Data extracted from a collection
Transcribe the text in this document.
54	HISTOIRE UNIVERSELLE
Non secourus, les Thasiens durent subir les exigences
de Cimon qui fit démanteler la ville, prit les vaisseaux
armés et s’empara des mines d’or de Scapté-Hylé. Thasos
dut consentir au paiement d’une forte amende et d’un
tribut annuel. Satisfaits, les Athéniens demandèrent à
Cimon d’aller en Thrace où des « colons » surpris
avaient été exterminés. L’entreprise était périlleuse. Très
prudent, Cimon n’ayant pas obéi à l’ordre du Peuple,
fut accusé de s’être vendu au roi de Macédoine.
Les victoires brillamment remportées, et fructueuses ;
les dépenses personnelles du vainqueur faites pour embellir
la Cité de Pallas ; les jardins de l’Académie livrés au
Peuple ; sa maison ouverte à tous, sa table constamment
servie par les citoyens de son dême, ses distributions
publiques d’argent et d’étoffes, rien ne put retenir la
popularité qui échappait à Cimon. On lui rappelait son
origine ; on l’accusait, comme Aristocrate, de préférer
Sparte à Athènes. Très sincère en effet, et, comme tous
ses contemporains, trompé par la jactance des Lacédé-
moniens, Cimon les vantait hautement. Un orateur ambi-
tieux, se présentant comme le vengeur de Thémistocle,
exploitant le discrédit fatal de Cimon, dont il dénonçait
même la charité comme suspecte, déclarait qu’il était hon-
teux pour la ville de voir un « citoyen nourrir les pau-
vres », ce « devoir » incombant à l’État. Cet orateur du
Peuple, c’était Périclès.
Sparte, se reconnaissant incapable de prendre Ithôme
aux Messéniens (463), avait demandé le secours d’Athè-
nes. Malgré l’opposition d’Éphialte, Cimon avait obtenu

*What this task involves*
Write out every line from the records above, word for word.

*Exercise response*
Transcribe the text in this document.
54	HISTOIRE UNIVERSELLE
Non secourus, les Thasiens durent subir les exigences
de Cimon qui fit démanteler la ville, prit les vaisseaux
armés et s’empara des mines d’or de Scapté-Hylé. Thasos
dut consentir au paiement d’une forte amende et d’un
tribut annuel. Satisfaits, les Athéniens demandèrent à
Cimon d’aller en Thrace où des « colons » surpris
avaient été exterminés. L’entreprise était périlleuse. Très
prudent, Cimon n’ayant pas obéi à l’ordre du Peuple,
fut accusé de s’être vendu au roi de Macédoine.
Les victoires brillamment remportées, et fructueuses ;
les dépenses personnelles du vainqueur faites pour embellir
la Cité de Pallas ; les jardins de l’Académie livrés au
Peuple ; sa maison ouverte à tous, sa table constamment
servie par les citoyens de son dême, ses distributions
publiques d’argent et d’étoffes, rien ne put retenir la
popularité qui échappait à Cimon. On lui rappelait son
origine ; on l’accusait, comme Aristocrate, de préférer
Sparte à Athènes. Très sincère en effet, et, comme tous
ses contemporains, trompé par la jactance des Lacédé-
moniens, Cimon les vantait hautement. Un orateur ambi-
tieux, se présentant comme le vengeur de Thémistocle,
exploitant le discrédit fatal de Cimon, dont il dénonçait
même la charité comme suspecte, déclarait qu’il était hon-
teux pour la ville de voir un « citoyen nourrir les pau-
vres », ce « devoir » incombant à l’État. Cet orateur du
Peuple, c’était Périclès.
Sparte, se reconnaissant incapable de prendre Ithôme
aux Messéniens (463), avait demandé le secours d’Athè-
nes. Malgré l’opposition d’Éphialte, Cimon avait obtenu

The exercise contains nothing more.